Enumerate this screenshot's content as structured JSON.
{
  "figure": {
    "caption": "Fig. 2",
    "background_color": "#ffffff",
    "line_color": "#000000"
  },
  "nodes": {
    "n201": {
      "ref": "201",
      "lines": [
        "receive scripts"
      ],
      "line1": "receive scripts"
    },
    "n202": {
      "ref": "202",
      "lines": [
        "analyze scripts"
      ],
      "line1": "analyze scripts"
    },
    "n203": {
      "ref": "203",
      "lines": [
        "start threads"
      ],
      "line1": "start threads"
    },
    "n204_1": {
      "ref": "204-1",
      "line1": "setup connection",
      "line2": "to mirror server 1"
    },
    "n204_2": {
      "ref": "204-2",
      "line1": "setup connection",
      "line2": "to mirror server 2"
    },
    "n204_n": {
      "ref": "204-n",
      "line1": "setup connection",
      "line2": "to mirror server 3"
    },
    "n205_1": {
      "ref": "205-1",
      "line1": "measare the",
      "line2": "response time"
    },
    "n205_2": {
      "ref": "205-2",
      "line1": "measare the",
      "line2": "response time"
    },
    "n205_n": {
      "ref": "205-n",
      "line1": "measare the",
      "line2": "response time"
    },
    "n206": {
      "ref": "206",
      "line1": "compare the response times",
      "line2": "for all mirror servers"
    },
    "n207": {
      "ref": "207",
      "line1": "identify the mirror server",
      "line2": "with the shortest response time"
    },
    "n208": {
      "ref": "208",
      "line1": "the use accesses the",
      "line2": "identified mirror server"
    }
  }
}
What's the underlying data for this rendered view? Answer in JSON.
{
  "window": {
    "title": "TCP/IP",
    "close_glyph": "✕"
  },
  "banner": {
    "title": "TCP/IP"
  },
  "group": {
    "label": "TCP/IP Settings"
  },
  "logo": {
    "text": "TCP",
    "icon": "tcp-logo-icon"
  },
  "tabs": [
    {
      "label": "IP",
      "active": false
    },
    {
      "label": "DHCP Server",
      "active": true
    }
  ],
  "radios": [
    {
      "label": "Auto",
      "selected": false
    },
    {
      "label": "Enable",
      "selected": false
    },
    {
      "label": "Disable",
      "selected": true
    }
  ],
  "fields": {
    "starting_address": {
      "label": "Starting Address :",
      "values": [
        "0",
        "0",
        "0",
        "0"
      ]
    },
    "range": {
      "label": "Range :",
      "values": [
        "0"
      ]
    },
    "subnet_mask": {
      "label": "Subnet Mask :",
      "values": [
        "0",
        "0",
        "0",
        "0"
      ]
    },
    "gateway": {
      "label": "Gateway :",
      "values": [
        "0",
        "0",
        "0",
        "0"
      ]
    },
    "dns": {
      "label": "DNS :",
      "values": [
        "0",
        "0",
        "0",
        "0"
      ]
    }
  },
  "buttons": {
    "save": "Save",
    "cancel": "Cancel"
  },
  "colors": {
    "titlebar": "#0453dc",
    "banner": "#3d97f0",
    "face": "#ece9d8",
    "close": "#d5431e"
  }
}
*****
Work to be completed:
Copy exactly the lines of the listing above, beginning at the line with "What's the underlying" and ending at its final line; write out nothing else.

Answer:
What's the underlying data for this rendered view? Answer in JSON.
{
  "window": {
    "title": "TCP/IP",
    "close_glyph": "✕"
  },
  "banner": {
    "title": "TCP/IP"
  },
  "group": {
    "label": "TCP/IP Settings"
  },
  "logo": {
    "text": "TCP",
    "icon": "tcp-logo-icon"
  },
  "tabs": [
    {
      "label": "IP",
      "active": false
    },
    {
      "label": "DHCP Server",
      "active": true
    }
  ],
  "radios": [
    {
      "label": "Auto",
      "selected": false
    },
    {
      "label": "Enable",
      "selected": false
    },
    {
      "label": "Disable",
      "selected": true
    }
  ],
  "fields": {
    "starting_address": {
      "label": "Starting Address :",
      "values": [
        "0",
        "0",
        "0",
        "0"
      ]
    },
    "range": {
      "label": "Range :",
      "values": [
        "0"
      ]
    },
    "subnet_mask": {
      "label": "Subnet Mask :",
      "values": [
        "0",
        "0",
        "0",
        "0"
      ]
    },
    "gateway": {
      "label": "Gateway :",
      "values": [
        "0",
        "0",
        "0",
        "0"
      ]
    },
    "dns": {
      "label": "DNS :",
      "values": [
        "0",
        "0",
        "0",
        "0"
      ]
    }
  },
  "buttons": {
    "save": "Save",
    "cancel": "Cancel"
  },
  "colors": {
    "titlebar": "#0453dc",
    "banner": "#3d97f0",
    "face": "#ece9d8",
    "close": "#d5431e"
  }
}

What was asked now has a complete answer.